··· EXERCISE DATA ···

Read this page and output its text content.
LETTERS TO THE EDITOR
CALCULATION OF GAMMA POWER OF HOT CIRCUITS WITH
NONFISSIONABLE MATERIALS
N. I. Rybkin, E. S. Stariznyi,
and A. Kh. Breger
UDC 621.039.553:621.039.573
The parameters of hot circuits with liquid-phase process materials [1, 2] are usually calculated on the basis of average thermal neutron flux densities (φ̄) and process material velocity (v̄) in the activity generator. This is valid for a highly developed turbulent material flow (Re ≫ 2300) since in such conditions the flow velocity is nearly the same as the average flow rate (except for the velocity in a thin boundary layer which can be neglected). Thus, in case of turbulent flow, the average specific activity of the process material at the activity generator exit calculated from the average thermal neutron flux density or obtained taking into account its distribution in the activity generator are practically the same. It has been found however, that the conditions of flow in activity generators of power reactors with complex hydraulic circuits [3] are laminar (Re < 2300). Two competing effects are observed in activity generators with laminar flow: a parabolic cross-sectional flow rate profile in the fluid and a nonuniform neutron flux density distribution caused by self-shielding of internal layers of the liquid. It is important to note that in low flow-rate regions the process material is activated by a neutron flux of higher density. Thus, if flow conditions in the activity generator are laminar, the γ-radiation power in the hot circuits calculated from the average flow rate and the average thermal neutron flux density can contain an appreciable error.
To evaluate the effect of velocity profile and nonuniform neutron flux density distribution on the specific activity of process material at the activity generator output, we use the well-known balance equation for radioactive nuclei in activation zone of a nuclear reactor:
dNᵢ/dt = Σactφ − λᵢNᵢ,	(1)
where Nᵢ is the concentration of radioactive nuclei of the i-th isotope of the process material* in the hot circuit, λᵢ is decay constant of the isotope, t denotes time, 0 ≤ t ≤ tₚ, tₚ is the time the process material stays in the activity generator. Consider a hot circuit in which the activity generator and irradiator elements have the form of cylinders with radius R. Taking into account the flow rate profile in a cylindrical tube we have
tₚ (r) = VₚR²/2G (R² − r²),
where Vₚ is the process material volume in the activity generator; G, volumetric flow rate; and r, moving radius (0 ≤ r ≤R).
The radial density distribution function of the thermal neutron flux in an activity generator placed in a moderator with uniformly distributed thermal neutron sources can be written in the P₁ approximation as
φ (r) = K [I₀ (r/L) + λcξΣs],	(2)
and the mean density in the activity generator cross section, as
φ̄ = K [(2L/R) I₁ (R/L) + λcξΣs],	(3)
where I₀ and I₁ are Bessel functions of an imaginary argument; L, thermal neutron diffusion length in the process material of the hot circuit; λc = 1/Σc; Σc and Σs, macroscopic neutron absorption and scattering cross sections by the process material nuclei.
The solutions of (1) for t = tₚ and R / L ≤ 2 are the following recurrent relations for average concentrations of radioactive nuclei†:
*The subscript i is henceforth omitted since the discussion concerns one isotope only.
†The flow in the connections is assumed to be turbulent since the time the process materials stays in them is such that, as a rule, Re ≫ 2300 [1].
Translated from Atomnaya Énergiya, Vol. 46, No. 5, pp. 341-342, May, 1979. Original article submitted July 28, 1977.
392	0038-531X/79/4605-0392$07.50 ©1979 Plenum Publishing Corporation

···

Extract all the entries word for word.

Read this page and output its text content.
LETTERS TO THE EDITOR
CALCULATION OF GAMMA POWER OF HOT CIRCUITS WITH
NONFISSIONABLE MATERIALS
N. I. Rybkin, E. S. Stariznyi,
and A. Kh. Breger
UDC 621.039.553:621.039.573
The parameters of hot circuits with liquid-phase process materials [1, 2] are usually calculated on the basis of average thermal neutron flux densities (φ̄) and process material velocity (v̄) in the activity generator. This is valid for a highly developed turbulent material flow (Re ≫ 2300) since in such conditions the flow velocity is nearly the same as the average flow rate (except for the velocity in a thin boundary layer which can be neglected). Thus, in case of turbulent flow, the average specific activity of the process material at the activity generator exit calculated from the average thermal neutron flux density or obtained taking into account its distribution in the activity generator are practically the same. It has been found however, that the conditions of flow in activity generators of power reactors with complex hydraulic circuits [3] are laminar (Re < 2300). Two competing effects are observed in activity generators with laminar flow: a parabolic cross-sectional flow rate profile in the fluid and a nonuniform neutron flux density distribution caused by self-shielding of internal layers of the liquid. It is important to note that in low flow-rate regions the process material is activated by a neutron flux of higher density. Thus, if flow conditions in the activity generator are laminar, the γ-radiation power in the hot circuits calculated from the average flow rate and the average thermal neutron flux density can contain an appreciable error.
To evaluate the effect of velocity profile and nonuniform neutron flux density distribution on the specific activity of process material at the activity generator output, we use the well-known balance equation for radioactive nuclei in activation zone of a nuclear reactor:
dNᵢ/dt = Σactφ − λᵢNᵢ,	(1)
where Nᵢ is the concentration of radioactive nuclei of the i-th isotope of the process material* in the hot circuit, λᵢ is decay constant of the isotope, t denotes time, 0 ≤ t ≤ tₚ, tₚ is the time the process material stays in the activity generator. Consider a hot circuit in which the activity generator and irradiator elements have the form of cylinders with radius R. Taking into account the flow rate profile in a cylindrical tube we have
tₚ (r) = VₚR²/2G (R² − r²),
where Vₚ is the process material volume in the activity generator; G, volumetric flow rate; and r, moving radius (0 ≤ r ≤R).
The radial density distribution function of the thermal neutron flux in an activity generator placed in a moderator with uniformly distributed thermal neutron sources can be written in the P₁ approximation as
φ (r) = K [I₀ (r/L) + λcξΣs],	(2)
and the mean density in the activity generator cross section, as
φ̄ = K [(2L/R) I₁ (R/L) + λcξΣs],	(3)
where I₀ and I₁ are Bessel functions of an imaginary argument; L, thermal neutron diffusion length in the process material of the hot circuit; λc = 1/Σc; Σc and Σs, macroscopic neutron absorption and scattering cross sections by the process material nuclei.
The solutions of (1) for t = tₚ and R / L ≤ 2 are the following recurrent relations for average concentrations of radioactive nuclei†:
*The subscript i is henceforth omitted since the discussion concerns one isotope only.
†The flow in the connections is assumed to be turbulent since the time the process materials stays in them is such that, as a rule, Re ≫ 2300 [1].
Translated from Atomnaya Énergiya, Vol. 46, No. 5, pp. 341-342, May, 1979. Original article submitted July 28, 1977.
392	0038-531X/79/4605-0392$07.50 ©1979 Plenum Publishing Corporation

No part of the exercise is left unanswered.